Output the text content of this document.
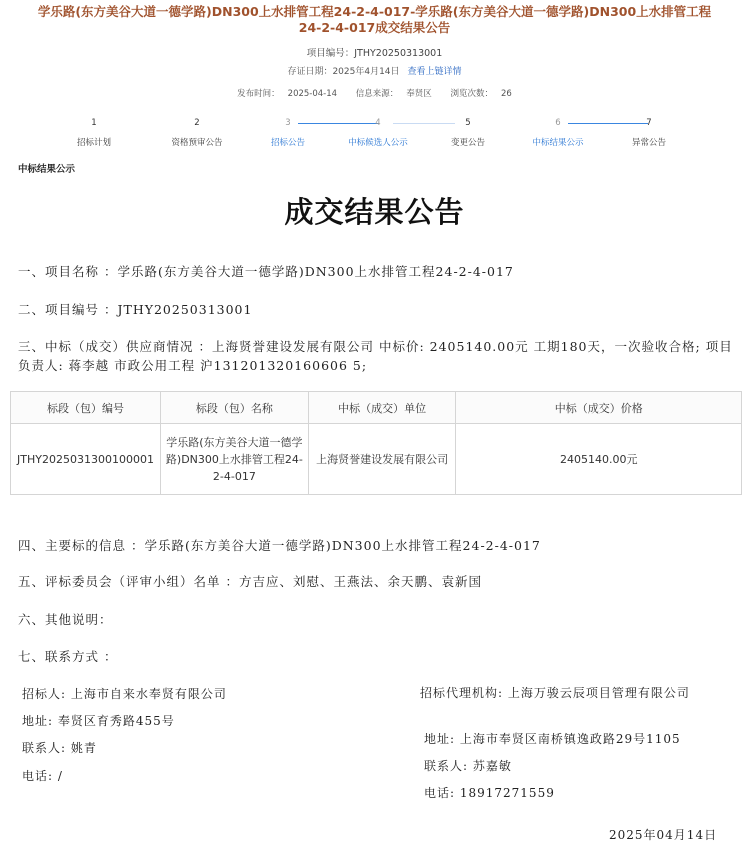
学乐路(东方美谷大道一德学路)DN300上水排管工程24-2-4-017-学乐路(东方美谷大道一德学路)DN300上水排管工程24-2-4-017成交结果公告
项目编号：JTHY20250313001
存证日期：2025年4月14日 查看上链详情
发布时间： 2025-04-14 信息来源： 奉贤区 浏览次数： 26
1
招标计划
2
资格预审公告
3
招标公告
4
中标候选人公示
5
变更公告
6
中标结果公示
7
异常公告
中标结果公示
成交结果公告
一、项目名称 ：学乐路(东方美谷大道一德学路)DN300上水排管工程24-2-4-017
二、项目编号 ：JTHY20250313001
三、中标（成交）供应商情况 ：上海贤誉建设发展有限公司 中标价: 2405140.00元 工期180天，一次验收合格; 项目负责人: 蒋李越 市政公用工程 沪131201320160606 5;
标段（包）编号	标段（包）名称	中标（成交）单位	中标（成交）价格
JTHY2025031300100001	学乐路(东方美谷大道一德学路)DN300上水排管工程24-2-4-017	上海贤誉建设发展有限公司	2405140.00元
四、主要标的信息 ：学乐路(东方美谷大道一德学路)DN300上水排管工程24-2-4-017
五、评标委员会（评审小组）名单 ：方吉应、刘慰、王燕法、余天鹏、袁新国
六、其他说明：
七、联系方式 ：
招标人: 上海市自来水奉贤有限公司
地址: 奉贤区育秀路455号
联系人: 姚青
电话: /
招标代理机构: 上海万骏云辰项目管理有限公司
地址: 上海市奉贤区南桥镇逸政路29号1105
联系人: 苏嘉敏
电话: 18917271559
2025年04月14日
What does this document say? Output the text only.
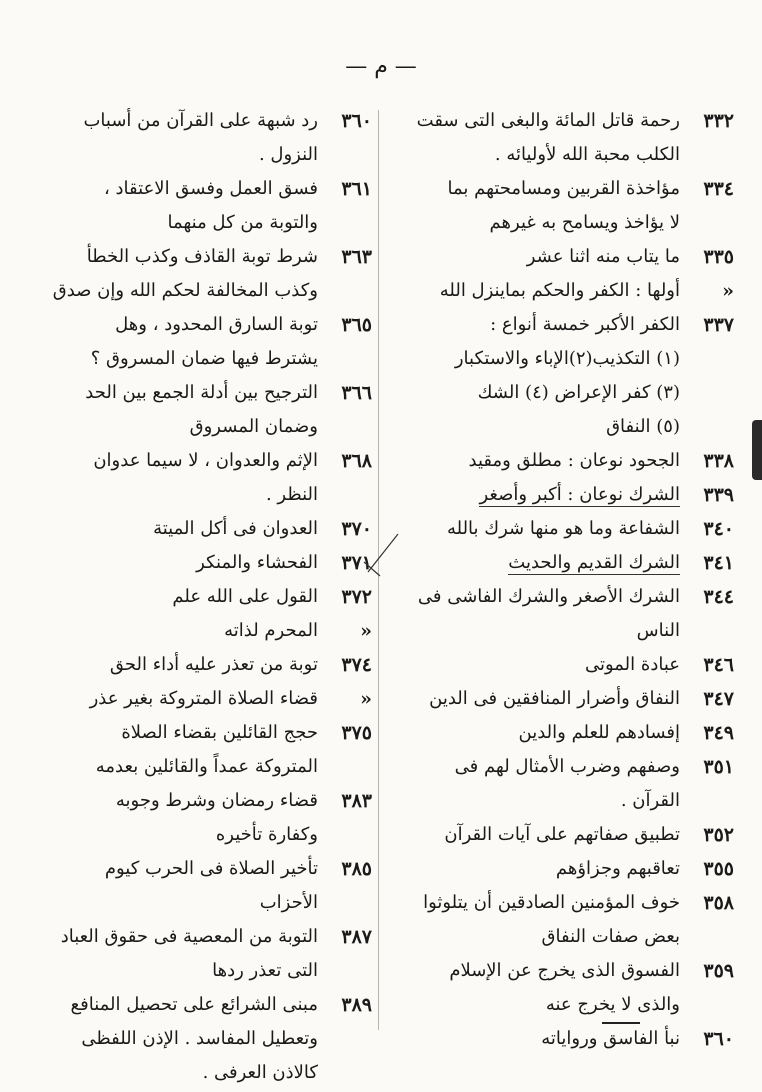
— م —
٣٣٢
رحمة قاتل المائة والبغى التى سقت
الكلب محبة الله لأوليائه .
٣٣٤
مؤاخذة القربين ومسامحتهم بما
لا يؤاخذ ويسامح به غيرهم
٣٣٥
ما يتاب منه اثنا عشر
«
أولها : الكفر والحكم بماينزل الله
٣٣٧
الكفر الأكبر خمسة أنواع :
(١) التكذيب(٢)الإباء والاستكبار
(٣) كفر الإعراض (٤) الشك
(٥) النفاق
٣٣٨
الجحود نوعان : مطلق ومقيد
٣٣٩
الشرك نوعان : أكبر وأصغر
٣٤٠
الشفاعة وما هو منها شرك بالله
٣٤١
الشرك القديم والحديث
٣٤٤
الشرك الأصغر والشرك الفاشى فى
الناس
٣٤٦
عبادة الموتى
٣٤٧
النفاق وأضرار المنافقين فى الدين
٣٤٩
إفسادهم للعلم والدين
٣٥١
وصفهم وضرب الأمثال لهم فى
القرآن .
٣٥٢
تطبيق صفاتهم على آيات القرآن
٣٥٥
تعاقبهم وجزاؤهم
٣٥٨
خوف المؤمنين الصادقين أن يتلوثوا
بعض صفات النفاق
٣٥٩
الفسوق الذى يخرج عن الإسلام
والذى لا يخرج عنه
٣٦٠
نبأ الفاسق ورواياته
٣٦٠
رد شبهة على القرآن من أسباب
النزول .
٣٦١
فسق العمل وفسق الاعتقاد ،
والتوبة من كل منهما
٣٦٣
شرط توبة القاذف وكذب الخطأ
وكذب المخالفة لحكم الله وإن صدق
٣٦٥
توبة السارق المحدود ، وهل
يشترط فيها ضمان المسروق ؟
٣٦٦
الترجيح بين أدلة الجمع بين الحد
وضمان المسروق
٣٦٨
الإثم والعدوان ، لا سيما عدوان
النظر .
٣٧٠
العدوان فى أكل الميتة
٣٧١
الفحشاء والمنكر
٣٧٢
القول على الله علم
«
المحرم لذاته
٣٧٤
توبة من تعذر عليه أداء الحق
«
قضاء الصلاة المتروكة بغير عذر
٣٧٥
حجج القائلين بقضاء الصلاة
المتروكة عمداً والقائلين بعدمه
٣٨٣
قضاء رمضان وشرط وجوبه
وكفارة تأخيره
٣٨٥
تأخير الصلاة فى الحرب كيوم
الأحزاب
٣٨٧
التوبة من المعصية فى حقوق العباد
التى تعذر ردها
٣٨٩
مبنى الشرائع على تحصيل المنافع
وتعطيل المفاسد . الإذن اللفظى
كالاذن العرفى .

▶ OBJECTIVE
Say how many lines hold the word "النفاق", giving the number and nothing else.

▶ ANSWER IN FULL
3